- **Given exercise**: Switch "elements" to "components" in the material from its first line up to and including the line with "identify all the", changing nothing else and leaving out the pictures.

- **Records contained in a dataset**:
* Begin *
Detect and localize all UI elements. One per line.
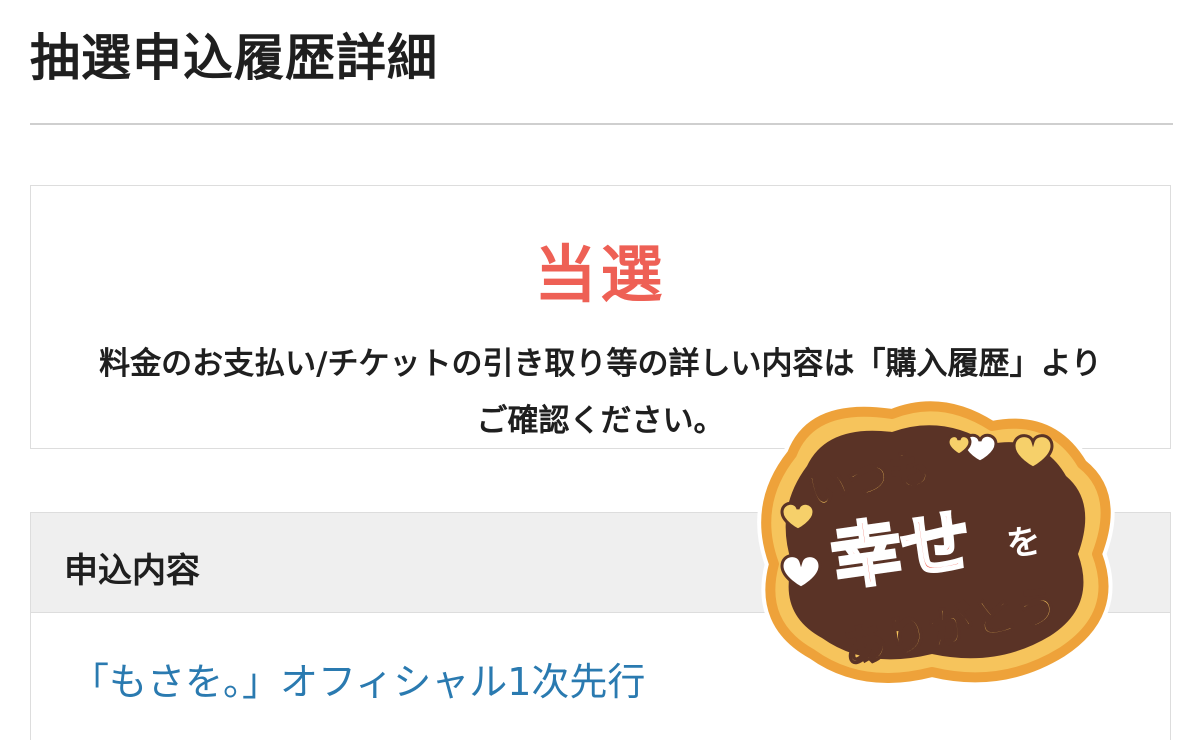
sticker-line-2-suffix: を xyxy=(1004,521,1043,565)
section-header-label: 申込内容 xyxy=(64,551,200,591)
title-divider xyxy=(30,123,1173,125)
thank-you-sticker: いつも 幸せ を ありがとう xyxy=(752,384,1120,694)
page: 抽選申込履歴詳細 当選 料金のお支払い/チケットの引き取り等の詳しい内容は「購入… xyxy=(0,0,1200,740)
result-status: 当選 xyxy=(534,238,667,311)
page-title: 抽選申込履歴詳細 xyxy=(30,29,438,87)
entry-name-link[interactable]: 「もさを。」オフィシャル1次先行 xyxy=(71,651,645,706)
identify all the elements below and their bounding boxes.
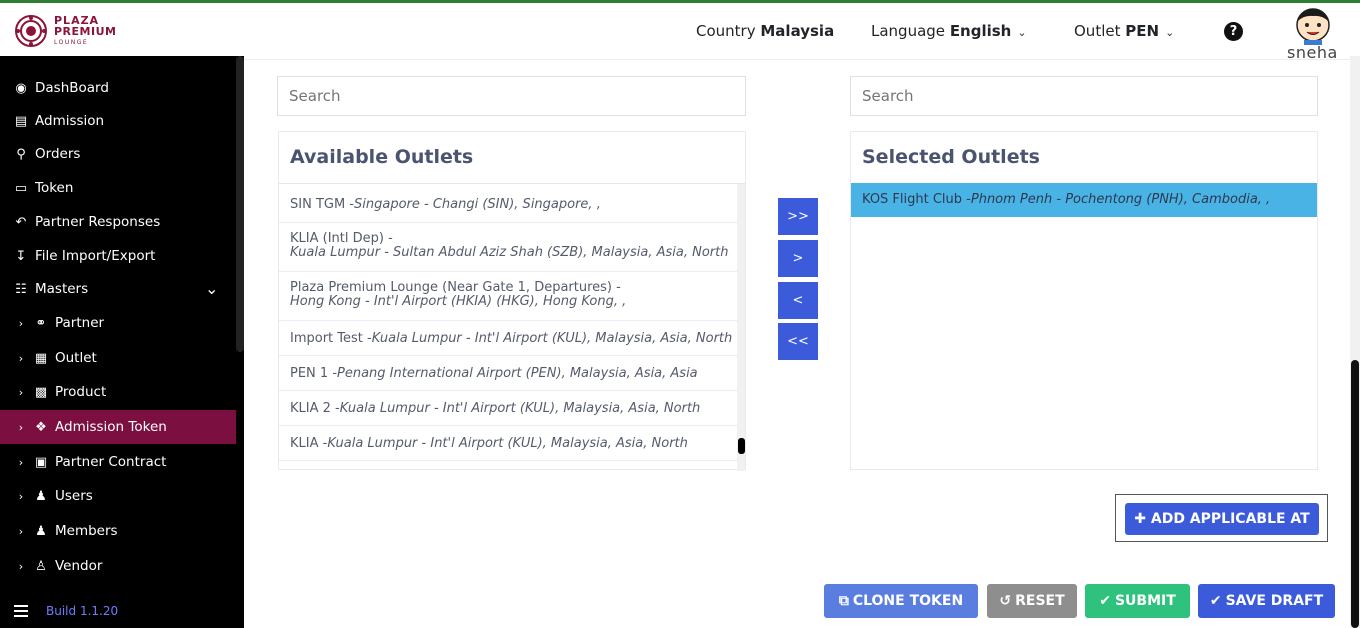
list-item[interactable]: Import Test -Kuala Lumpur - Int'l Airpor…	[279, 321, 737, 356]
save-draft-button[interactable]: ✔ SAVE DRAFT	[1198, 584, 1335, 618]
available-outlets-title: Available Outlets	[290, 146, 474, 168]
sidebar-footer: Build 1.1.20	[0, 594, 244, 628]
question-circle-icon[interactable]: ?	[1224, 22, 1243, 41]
* End *
- **Solution to this exercise**:
Detect and localize all UI components. One per line.
sticker-line-2-suffix: を xyxy=(1004,521,1043,565)
section-header-label: 申込内容 xyxy=(64,551,200,591)
title-divider xyxy=(30,123,1173,125)
thank-you-sticker: いつも 幸せ を ありがとう xyxy=(752,384,1120,694)
page: 抽選申込履歴詳細 当選 料金のお支払い/チケットの引き取り等の詳しい内容は「購入… xyxy=(0,0,1200,740)
result-status: 当選 xyxy=(534,238,667,311)
page-title: 抽選申込履歴詳細 xyxy=(30,29,438,87)
entry-name-link[interactable]: 「もさを。」オフィシャル1次先行 xyxy=(71,651,645,706)
identify all the components below and their bounding boxes.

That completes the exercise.